Stored data:
——————
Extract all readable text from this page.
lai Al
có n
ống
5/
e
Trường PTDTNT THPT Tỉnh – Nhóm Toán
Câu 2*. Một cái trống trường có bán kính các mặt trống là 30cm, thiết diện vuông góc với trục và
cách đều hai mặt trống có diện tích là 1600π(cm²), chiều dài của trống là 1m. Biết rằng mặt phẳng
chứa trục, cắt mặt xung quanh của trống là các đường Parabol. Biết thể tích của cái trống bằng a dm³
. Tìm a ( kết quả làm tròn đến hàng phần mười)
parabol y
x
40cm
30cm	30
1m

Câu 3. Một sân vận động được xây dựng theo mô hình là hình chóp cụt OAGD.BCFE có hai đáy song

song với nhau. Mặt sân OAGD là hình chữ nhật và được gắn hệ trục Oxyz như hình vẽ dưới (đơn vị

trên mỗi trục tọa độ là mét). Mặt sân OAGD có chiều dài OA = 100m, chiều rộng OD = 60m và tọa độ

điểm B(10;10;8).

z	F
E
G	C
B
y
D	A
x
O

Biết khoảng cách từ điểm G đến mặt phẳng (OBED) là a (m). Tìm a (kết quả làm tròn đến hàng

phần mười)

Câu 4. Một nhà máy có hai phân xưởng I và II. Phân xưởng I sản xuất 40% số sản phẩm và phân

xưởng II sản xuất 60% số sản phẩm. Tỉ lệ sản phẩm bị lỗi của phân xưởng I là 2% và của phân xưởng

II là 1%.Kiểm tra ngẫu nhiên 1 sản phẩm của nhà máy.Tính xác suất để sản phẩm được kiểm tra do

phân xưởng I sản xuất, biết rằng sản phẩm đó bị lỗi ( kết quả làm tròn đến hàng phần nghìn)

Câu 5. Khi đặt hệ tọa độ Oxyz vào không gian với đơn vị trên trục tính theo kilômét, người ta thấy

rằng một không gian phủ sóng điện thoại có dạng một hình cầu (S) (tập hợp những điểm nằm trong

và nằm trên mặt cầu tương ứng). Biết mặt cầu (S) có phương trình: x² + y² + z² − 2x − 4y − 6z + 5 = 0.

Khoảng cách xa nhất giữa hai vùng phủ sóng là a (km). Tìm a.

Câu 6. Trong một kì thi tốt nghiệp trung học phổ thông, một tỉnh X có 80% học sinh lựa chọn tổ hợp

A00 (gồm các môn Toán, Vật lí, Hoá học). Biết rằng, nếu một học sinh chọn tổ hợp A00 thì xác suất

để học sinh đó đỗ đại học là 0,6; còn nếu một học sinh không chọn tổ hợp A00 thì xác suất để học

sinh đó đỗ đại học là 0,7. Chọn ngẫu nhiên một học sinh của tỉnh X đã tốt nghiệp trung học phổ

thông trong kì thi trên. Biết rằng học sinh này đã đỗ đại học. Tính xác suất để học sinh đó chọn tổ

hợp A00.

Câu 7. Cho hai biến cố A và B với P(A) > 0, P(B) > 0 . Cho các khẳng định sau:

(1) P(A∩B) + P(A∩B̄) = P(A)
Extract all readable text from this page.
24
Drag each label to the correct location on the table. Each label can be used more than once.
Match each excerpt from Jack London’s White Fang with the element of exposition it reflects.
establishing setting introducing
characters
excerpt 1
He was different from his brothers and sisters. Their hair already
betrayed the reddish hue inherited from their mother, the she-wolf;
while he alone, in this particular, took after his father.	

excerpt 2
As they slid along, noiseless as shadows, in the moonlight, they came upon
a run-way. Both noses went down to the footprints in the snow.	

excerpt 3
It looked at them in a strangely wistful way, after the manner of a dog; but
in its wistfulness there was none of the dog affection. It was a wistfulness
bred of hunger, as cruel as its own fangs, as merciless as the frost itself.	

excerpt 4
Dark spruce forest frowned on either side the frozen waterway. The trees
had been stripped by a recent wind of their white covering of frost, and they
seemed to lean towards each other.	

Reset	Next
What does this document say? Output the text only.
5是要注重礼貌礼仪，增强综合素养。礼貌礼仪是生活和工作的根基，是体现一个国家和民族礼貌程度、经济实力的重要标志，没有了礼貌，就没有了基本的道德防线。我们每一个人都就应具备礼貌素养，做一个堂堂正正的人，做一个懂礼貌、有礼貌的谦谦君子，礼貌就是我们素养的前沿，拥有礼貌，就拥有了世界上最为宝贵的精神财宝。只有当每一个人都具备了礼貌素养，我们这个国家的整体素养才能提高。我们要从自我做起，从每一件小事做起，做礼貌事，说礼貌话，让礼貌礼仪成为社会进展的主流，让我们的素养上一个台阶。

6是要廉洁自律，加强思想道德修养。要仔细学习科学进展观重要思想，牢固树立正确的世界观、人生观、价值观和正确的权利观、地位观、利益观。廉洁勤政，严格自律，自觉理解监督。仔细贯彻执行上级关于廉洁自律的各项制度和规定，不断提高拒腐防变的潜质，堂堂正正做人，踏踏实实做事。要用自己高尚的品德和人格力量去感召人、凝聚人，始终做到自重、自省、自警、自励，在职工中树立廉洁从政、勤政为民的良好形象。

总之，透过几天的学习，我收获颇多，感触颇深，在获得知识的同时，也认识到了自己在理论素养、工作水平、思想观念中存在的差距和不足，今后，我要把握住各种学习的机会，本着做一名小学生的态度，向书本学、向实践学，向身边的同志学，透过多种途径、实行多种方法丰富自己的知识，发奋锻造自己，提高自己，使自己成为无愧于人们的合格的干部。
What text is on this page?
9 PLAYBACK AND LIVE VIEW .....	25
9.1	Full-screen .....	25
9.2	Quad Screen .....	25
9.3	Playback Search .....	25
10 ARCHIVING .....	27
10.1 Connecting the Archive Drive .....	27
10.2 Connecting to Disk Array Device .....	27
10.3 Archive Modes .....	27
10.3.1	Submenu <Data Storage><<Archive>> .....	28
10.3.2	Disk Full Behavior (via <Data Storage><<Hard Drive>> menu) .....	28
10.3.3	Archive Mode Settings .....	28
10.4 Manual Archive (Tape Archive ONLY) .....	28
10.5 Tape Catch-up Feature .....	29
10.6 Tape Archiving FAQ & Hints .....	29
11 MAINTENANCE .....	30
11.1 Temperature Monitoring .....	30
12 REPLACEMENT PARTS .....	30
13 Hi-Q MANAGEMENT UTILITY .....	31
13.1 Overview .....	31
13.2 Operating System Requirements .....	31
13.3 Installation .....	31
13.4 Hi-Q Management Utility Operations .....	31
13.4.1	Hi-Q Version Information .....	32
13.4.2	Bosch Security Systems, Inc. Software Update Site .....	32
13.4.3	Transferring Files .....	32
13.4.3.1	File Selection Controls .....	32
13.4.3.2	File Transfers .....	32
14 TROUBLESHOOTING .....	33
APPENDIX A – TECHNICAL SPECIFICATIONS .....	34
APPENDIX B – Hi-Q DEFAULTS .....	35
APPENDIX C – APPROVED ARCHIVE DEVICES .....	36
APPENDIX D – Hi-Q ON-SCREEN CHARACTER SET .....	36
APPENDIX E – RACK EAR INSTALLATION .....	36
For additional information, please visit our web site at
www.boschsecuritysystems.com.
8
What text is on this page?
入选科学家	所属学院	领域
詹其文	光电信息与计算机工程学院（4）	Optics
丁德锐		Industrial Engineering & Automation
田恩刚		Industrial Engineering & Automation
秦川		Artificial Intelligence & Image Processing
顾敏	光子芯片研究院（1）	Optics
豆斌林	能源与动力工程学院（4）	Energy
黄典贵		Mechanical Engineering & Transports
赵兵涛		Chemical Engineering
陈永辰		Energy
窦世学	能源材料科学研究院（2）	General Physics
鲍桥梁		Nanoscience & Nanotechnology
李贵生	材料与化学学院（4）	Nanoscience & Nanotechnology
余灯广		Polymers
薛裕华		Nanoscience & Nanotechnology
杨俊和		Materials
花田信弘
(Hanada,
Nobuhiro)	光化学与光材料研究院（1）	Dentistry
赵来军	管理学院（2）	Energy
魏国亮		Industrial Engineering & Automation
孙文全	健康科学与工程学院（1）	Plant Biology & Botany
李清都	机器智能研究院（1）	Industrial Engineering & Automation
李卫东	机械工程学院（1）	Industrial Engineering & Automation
——————
* _Instruction_
Gather all lines with the string "Industrial" from the data.

* _Response_
丁德锐		Industrial Engineering & Automation
田恩刚		Industrial Engineering & Automation
魏国亮		Industrial Engineering & Automation
李清都	机器智能研究院（1）	Industrial Engineering & Automation
李卫东	机械工程学院（1）	Industrial Engineering & Automation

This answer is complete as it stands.